__Task details__:
Set down every record once more, exactly as given.

-- start Record set --

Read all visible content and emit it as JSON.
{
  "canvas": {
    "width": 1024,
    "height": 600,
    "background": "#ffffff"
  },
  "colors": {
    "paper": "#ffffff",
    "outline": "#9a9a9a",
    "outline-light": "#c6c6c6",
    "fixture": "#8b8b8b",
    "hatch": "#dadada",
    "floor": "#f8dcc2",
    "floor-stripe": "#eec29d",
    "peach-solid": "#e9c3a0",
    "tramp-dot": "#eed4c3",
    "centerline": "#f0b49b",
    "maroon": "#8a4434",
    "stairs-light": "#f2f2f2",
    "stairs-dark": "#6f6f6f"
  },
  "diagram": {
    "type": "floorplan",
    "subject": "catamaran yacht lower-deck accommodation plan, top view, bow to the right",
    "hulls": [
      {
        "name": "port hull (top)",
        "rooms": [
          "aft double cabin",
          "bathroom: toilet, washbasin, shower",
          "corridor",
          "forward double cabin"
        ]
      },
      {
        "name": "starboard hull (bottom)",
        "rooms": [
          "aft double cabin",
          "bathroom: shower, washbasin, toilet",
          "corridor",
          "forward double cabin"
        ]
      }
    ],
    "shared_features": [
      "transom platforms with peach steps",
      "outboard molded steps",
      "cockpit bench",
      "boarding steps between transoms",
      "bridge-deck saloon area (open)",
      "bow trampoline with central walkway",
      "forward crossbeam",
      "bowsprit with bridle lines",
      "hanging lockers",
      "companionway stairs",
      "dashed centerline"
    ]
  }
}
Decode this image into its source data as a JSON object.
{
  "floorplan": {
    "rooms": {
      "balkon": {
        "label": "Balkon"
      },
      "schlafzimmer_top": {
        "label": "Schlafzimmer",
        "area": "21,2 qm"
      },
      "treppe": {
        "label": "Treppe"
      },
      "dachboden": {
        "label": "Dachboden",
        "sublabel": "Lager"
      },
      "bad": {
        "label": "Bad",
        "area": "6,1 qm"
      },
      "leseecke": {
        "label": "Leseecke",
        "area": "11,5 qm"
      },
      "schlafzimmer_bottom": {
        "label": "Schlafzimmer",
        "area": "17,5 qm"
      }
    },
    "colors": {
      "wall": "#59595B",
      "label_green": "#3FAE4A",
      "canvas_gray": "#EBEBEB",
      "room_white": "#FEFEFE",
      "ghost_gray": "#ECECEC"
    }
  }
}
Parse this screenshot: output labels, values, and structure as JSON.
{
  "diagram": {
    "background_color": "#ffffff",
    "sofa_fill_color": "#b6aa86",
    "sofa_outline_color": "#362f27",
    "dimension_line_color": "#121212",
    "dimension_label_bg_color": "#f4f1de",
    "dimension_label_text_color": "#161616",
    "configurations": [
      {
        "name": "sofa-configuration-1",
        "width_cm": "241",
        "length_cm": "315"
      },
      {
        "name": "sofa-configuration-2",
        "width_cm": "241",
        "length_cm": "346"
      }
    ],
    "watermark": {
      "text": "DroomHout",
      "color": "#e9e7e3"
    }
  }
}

-- end Record set --

__Correct result__:
Read all visible content and emit it as JSON.
{
  "canvas": {
    "width": 1024,
    "height": 600,
    "background": "#ffffff"
  },
  "colors": {
    "paper": "#ffffff",
    "outline": "#9a9a9a",
    "outline-light": "#c6c6c6",
    "fixture": "#8b8b8b",
    "hatch": "#dadada",
    "floor": "#f8dcc2",
    "floor-stripe": "#eec29d",
    "peach-solid": "#e9c3a0",
    "tramp-dot": "#eed4c3",
    "centerline": "#f0b49b",
    "maroon": "#8a4434",
    "stairs-light": "#f2f2f2",
    "stairs-dark": "#6f6f6f"
  },
  "diagram": {
    "type": "floorplan",
    "subject": "catamaran yacht lower-deck accommodation plan, top view, bow to the right",
    "hulls": [
      {
        "name": "port hull (top)",
        "rooms": [
          "aft double cabin",
          "bathroom: toilet, washbasin, shower",
          "corridor",
          "forward double cabin"
        ]
      },
      {
        "name": "starboard hull (bottom)",
        "rooms": [
          "aft double cabin",
          "bathroom: shower, washbasin, toilet",
          "corridor",
          "forward double cabin"
        ]
      }
    ],
    "shared_features": [
      "transom platforms with peach steps",
      "outboard molded steps",
      "cockpit bench",
      "boarding steps between transoms",
      "bridge-deck saloon area (open)",
      "bow trampoline with central walkway",
      "forward crossbeam",
      "bowsprit with bridle lines",
      "hanging lockers",
      "companionway stairs",
      "dashed centerline"
    ]
  }
}
Decode this image into its source data as a JSON object.
{
  "floorplan": {
    "rooms": {
      "balkon": {
        "label": "Balkon"
      },
      "schlafzimmer_top": {
        "label": "Schlafzimmer",
        "area": "21,2 qm"
      },
      "treppe": {
        "label": "Treppe"
      },
      "dachboden": {
        "label": "Dachboden",
        "sublabel": "Lager"
      },
      "bad": {
        "label": "Bad",
        "area": "6,1 qm"
      },
      "leseecke": {
        "label": "Leseecke",
        "area": "11,5 qm"
      },
      "schlafzimmer_bottom": {
        "label": "Schlafzimmer",
        "area": "17,5 qm"
      }
    },
    "colors": {
      "wall": "#59595B",
      "label_green": "#3FAE4A",
      "canvas_gray": "#EBEBEB",
      "room_white": "#FEFEFE",
      "ghost_gray": "#ECECEC"
    }
  }
}
Parse this screenshot: output labels, values, and structure as JSON.
{
  "diagram": {
    "background_color": "#ffffff",
    "sofa_fill_color": "#b6aa86",
    "sofa_outline_color": "#362f27",
    "dimension_line_color": "#121212",
    "dimension_label_bg_color": "#f4f1de",
    "dimension_label_text_color": "#161616",
    "configurations": [
      {
        "name": "sofa-configuration-1",
        "width_cm": "241",
        "length_cm": "315"
      },
      {
        "name": "sofa-configuration-2",
        "width_cm": "241",
        "length_cm": "346"
      }
    ],
    "watermark": {
      "text": "DroomHout",
      "color": "#e9e7e3"
    }
  }
}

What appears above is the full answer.